--- MATERIAL SUPPLIED ---

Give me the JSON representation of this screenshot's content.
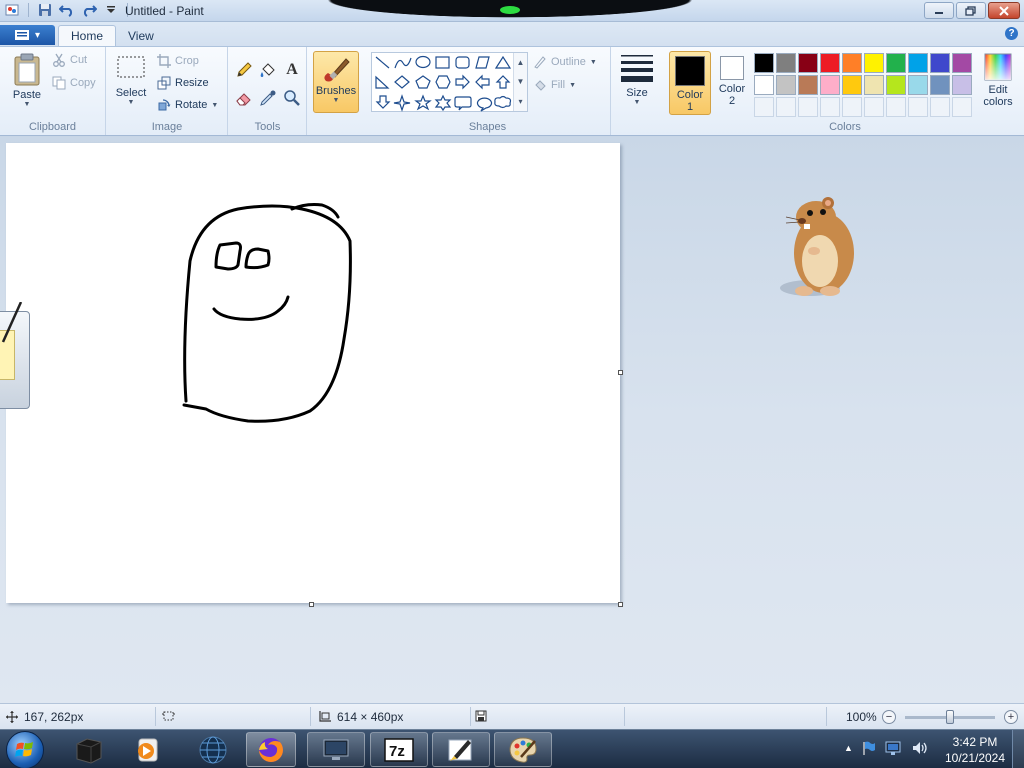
{
  "titlebar": {
    "title": "Untitled - Paint",
    "qa_icons": [
      "paint-app-icon",
      "save-icon",
      "undo-icon",
      "redo-icon",
      "customize-quick-access-icon"
    ],
    "controls": [
      "minimize",
      "maximize",
      "close"
    ]
  },
  "tabs": {
    "home": "Home",
    "view": "View"
  },
  "ribbon": {
    "clipboard": {
      "label": "Clipboard",
      "paste": "Paste",
      "cut": "Cut",
      "copy": "Copy"
    },
    "image": {
      "label": "Image",
      "select": "Select",
      "crop": "Crop",
      "resize": "Resize",
      "rotate": "Rotate"
    },
    "tools": {
      "label": "Tools",
      "items": [
        "pencil-icon",
        "fill-icon",
        "text-icon",
        "eraser-icon",
        "color-picker-icon",
        "magnifier-icon"
      ],
      "text_glyph": "A"
    },
    "brushes": {
      "label": "Brushes"
    },
    "shapes": {
      "label": "Shapes",
      "outline": "Outline",
      "fill": "Fill"
    },
    "size": {
      "label": "Size"
    },
    "colors": {
      "label": "Colors",
      "color1_line1": "Color",
      "color1_line2": "1",
      "color2_line1": "Color",
      "color2_line2": "2",
      "color1": "#000000",
      "color2": "#ffffff",
      "edit_line1": "Edit",
      "edit_line2": "colors",
      "palette_row1": [
        "#000000",
        "#7f7f7f",
        "#880015",
        "#ed1c24",
        "#ff7f27",
        "#fff200",
        "#22b14c",
        "#00a2e8",
        "#3f48cc",
        "#a349a4"
      ],
      "palette_row2": [
        "#ffffff",
        "#c3c3c3",
        "#b97a57",
        "#ffaec9",
        "#ffc90e",
        "#efe4b0",
        "#b5e61d",
        "#99d9ea",
        "#7092be",
        "#c8bfe7"
      ]
    }
  },
  "status": {
    "cursor_pos": "167, 262px",
    "selection_size": "",
    "canvas_size": "614 × 460px",
    "zoom": "100%",
    "zoom_fraction": 0.5
  },
  "taskbar": {
    "time": "3:42 PM",
    "date": "10/21/2024",
    "apps": [
      "black-box-app-icon",
      "media-player-icon",
      "globe-app-icon",
      "firefox-icon",
      "monitor-app-icon",
      "7zip-icon",
      "notepad-pen-icon",
      "paint-palette-icon"
    ]
  }
}
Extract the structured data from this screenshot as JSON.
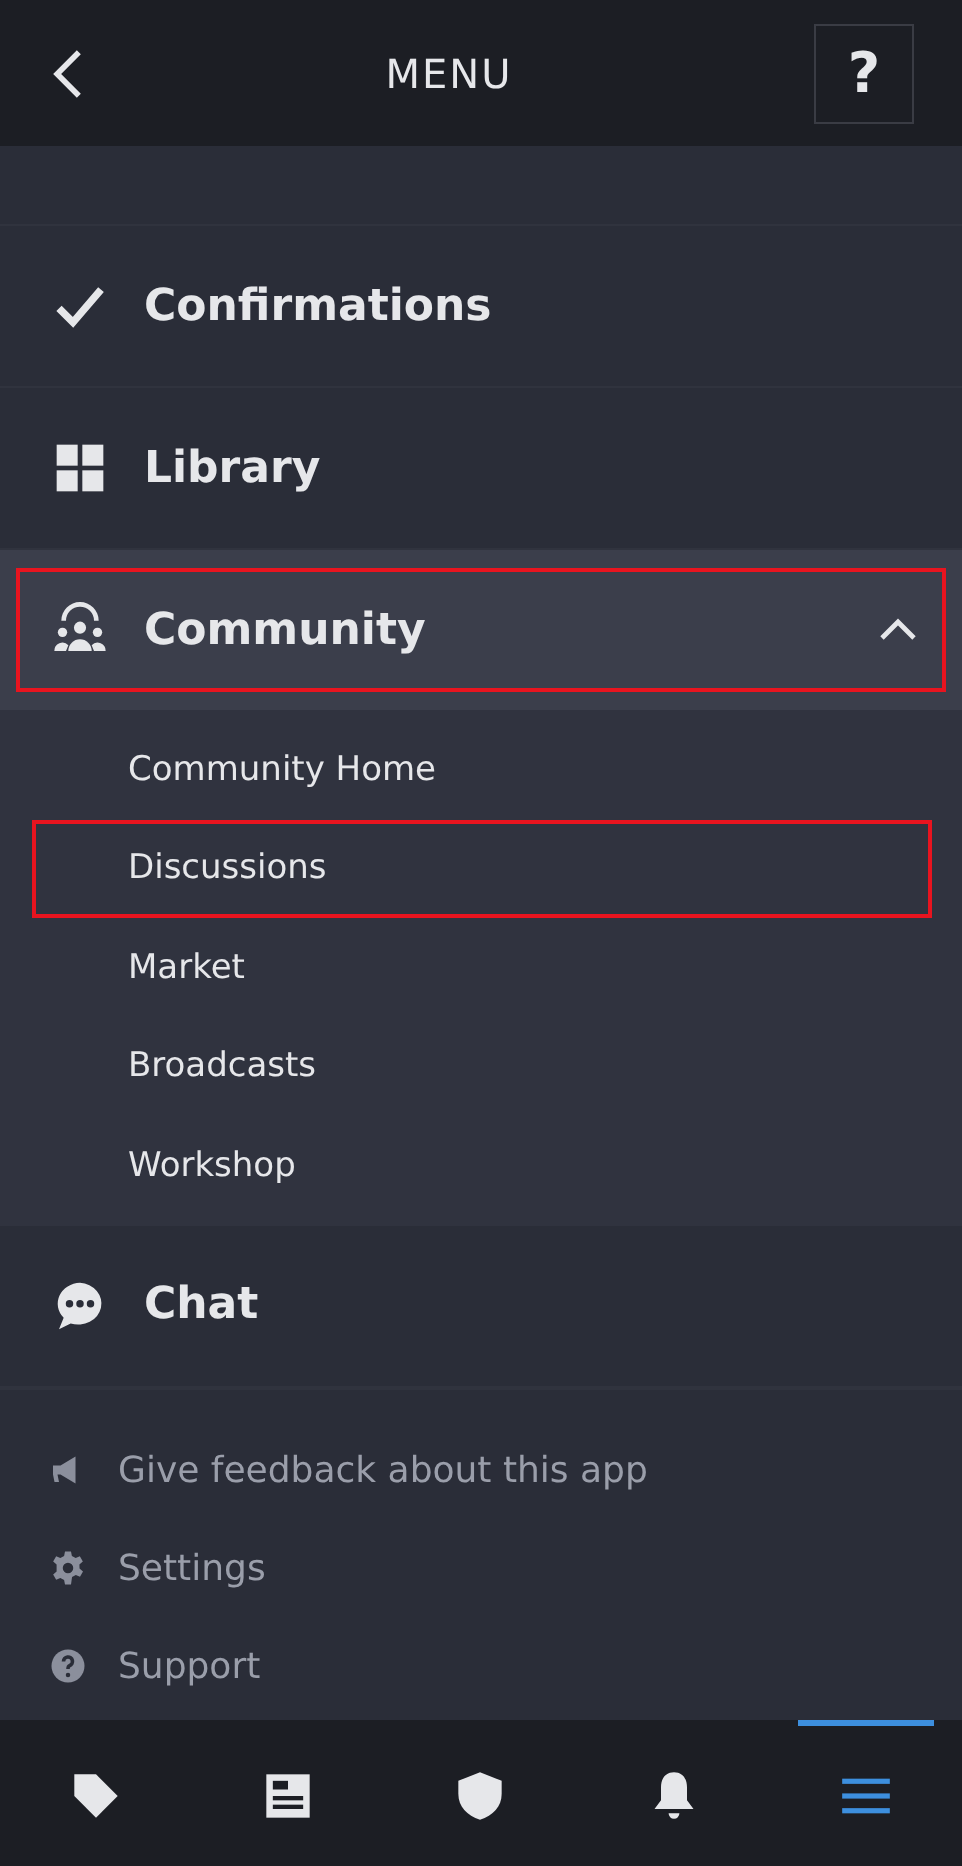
{
  "header": {
    "title": "MENU",
    "help_label": "?"
  },
  "menu": [
    {
      "kind": "check",
      "label": "Confirmations",
      "highlighted": false
    },
    {
      "kind": "grid",
      "label": "Library",
      "highlighted": false
    },
    {
      "kind": "community",
      "label": "Community",
      "highlighted": true,
      "expanded": true,
      "children": [
        {
          "label": "Community Home",
          "highlighted": false
        },
        {
          "label": "Discussions",
          "highlighted": true
        },
        {
          "label": "Market",
          "highlighted": false
        },
        {
          "label": "Broadcasts",
          "highlighted": false
        },
        {
          "label": "Workshop",
          "highlighted": false
        }
      ]
    },
    {
      "kind": "chat",
      "label": "Chat",
      "highlighted": false
    }
  ],
  "footer_links": [
    {
      "kind": "megaphone",
      "label": "Give feedback about this app"
    },
    {
      "kind": "gear",
      "label": "Settings"
    },
    {
      "kind": "help",
      "label": "Support"
    }
  ],
  "bottom_nav": [
    {
      "kind": "tag",
      "selected": false
    },
    {
      "kind": "news",
      "selected": false
    },
    {
      "kind": "shield",
      "selected": false
    },
    {
      "kind": "bell",
      "selected": false
    },
    {
      "kind": "menu",
      "selected": true
    }
  ]
}
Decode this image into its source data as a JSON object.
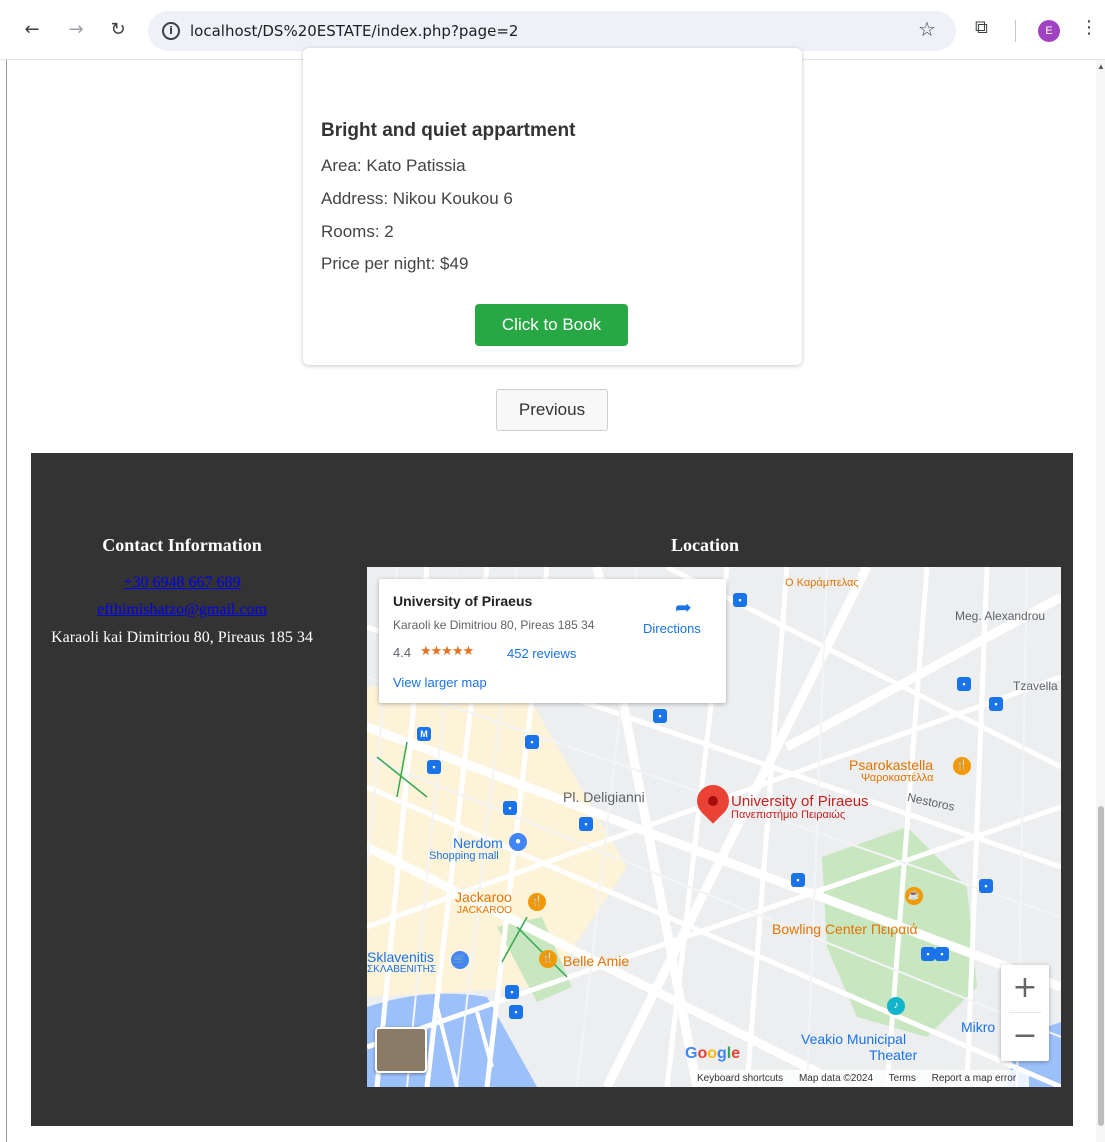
{
  "browser": {
    "url": "localhost/DS%20ESTATE/index.php?page=2",
    "avatar_letter": "E"
  },
  "listing": {
    "title": "Bright and quiet appartment",
    "area": "Area: Kato Patissia",
    "address": "Address: Nikou Koukou 6",
    "rooms": "Rooms: 2",
    "price": "Price per night: $49",
    "book_label": "Click to Book"
  },
  "pagination": {
    "previous_label": "Previous"
  },
  "footer": {
    "contact_title": "Contact Information",
    "phone": "+30 6948 667 689",
    "email": "efthimishatzo@gmail.com",
    "address": "Karaoli kai Dimitriou 80, Pireaus 185 34",
    "location_title": "Location"
  },
  "map": {
    "place_name": "University of Piraeus",
    "place_address": "Karaoli ke Dimitriou 80, Pireas 185 34",
    "rating": "4.4",
    "stars": "★★★★★",
    "reviews": "452 reviews",
    "directions": "Directions",
    "view_larger": "View larger map",
    "pin_label": "University of Piraeus",
    "pin_label_greek": "Πανεπιστήμιο Πειραιώς",
    "google": "Google",
    "attribution": {
      "shortcuts": "Keyboard shortcuts",
      "data": "Map data ©2024",
      "terms": "Terms",
      "report": "Report a map error"
    },
    "labels": {
      "deligianni": "Pl. Deligianni",
      "nerdom": "Nerdom",
      "shopping_mall": "Shopping mall",
      "jackaroo": "Jackaroo",
      "jackaroo_caps": "JACKAROO",
      "sklavenitis": "Sklavenitis",
      "sklavenitis_greek": "ΣΚΛΑΒΕΝΙΤΗΣ",
      "belle_amie": "Belle Amie",
      "psarokastella": "Psarokastella",
      "psarokastella_greek": "Ψαροκαστέλλα",
      "bowling": "Bowling Center Πειραιά",
      "veakio": "Veakio Municipal",
      "theater": "Theater",
      "meg_alexandrou": "Meg. Alexandrou",
      "tzavella": "Tzavella",
      "nestoros": "Nestoros",
      "o_karampelas": "Ο Καράμπελας",
      "mikro": "Mikro"
    },
    "zoom_in": "+",
    "zoom_out": "−",
    "colors": {
      "water": "#9cc0f9",
      "park": "#c8e6c0",
      "road": "#ffffff",
      "block": "#eceef0",
      "poi_orange": "#f29900",
      "poi_blue": "#4285f4",
      "pin_red": "#ea4335",
      "pin_text": "#c5221f"
    }
  }
}
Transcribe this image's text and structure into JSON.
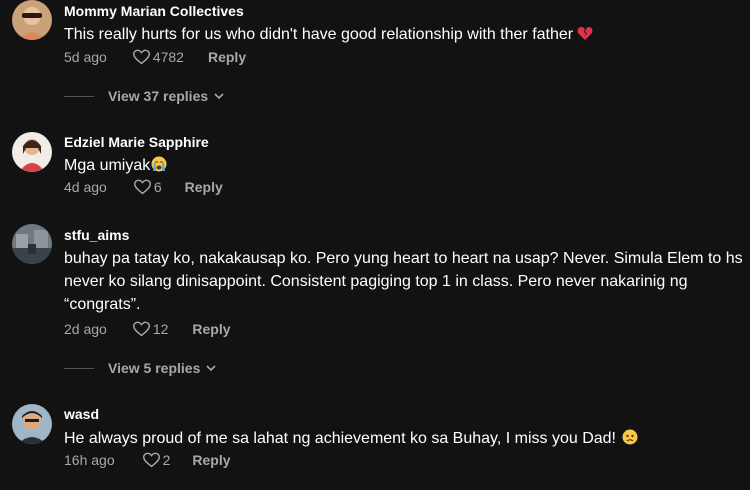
{
  "comments": [
    {
      "username": "Mommy Marian Collectives",
      "text": "This really hurts for us who didn't have good relationship with ther father",
      "emoji": "broken-heart",
      "time": "5d ago",
      "likes": "4782",
      "reply_label": "Reply",
      "view_replies": "View 37 replies"
    },
    {
      "username": "Edziel Marie Sapphire",
      "text": "Mga umiyak",
      "emoji": "crying-face",
      "time": "4d ago",
      "likes": "6",
      "reply_label": "Reply"
    },
    {
      "username": "stfu_aims",
      "text": "buhay pa tatay ko, nakakausap ko. Pero yung heart to heart na usap? Never. Simula Elem to hs never ko silang dinisappoint. Consistent pagiging top 1 in class. Pero never nakarinig ng “congrats”.",
      "time": "2d ago",
      "likes": "12",
      "reply_label": "Reply",
      "view_replies": "View 5 replies"
    },
    {
      "username": "wasd",
      "text": "He always proud of me sa lahat ng achievement ko sa Buhay, I miss you Dad!",
      "emoji": "frowning-face",
      "time": "16h ago",
      "likes": "2",
      "reply_label": "Reply"
    }
  ],
  "colors": {
    "background": "#121212",
    "text_primary": "#ffffff",
    "text_secondary": "#a8a8a8"
  }
}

---

**WHAT TO PRODUCE:**
Copy out each line of the records where the string "Karaoli" appears.

**TASK RESPONSE:**
    "address": "Karaoli kai Dimitriou 80, Pireaus 185 34",
    "place_address": "Karaoli ke Dimitriou 80, Pireas 185 34",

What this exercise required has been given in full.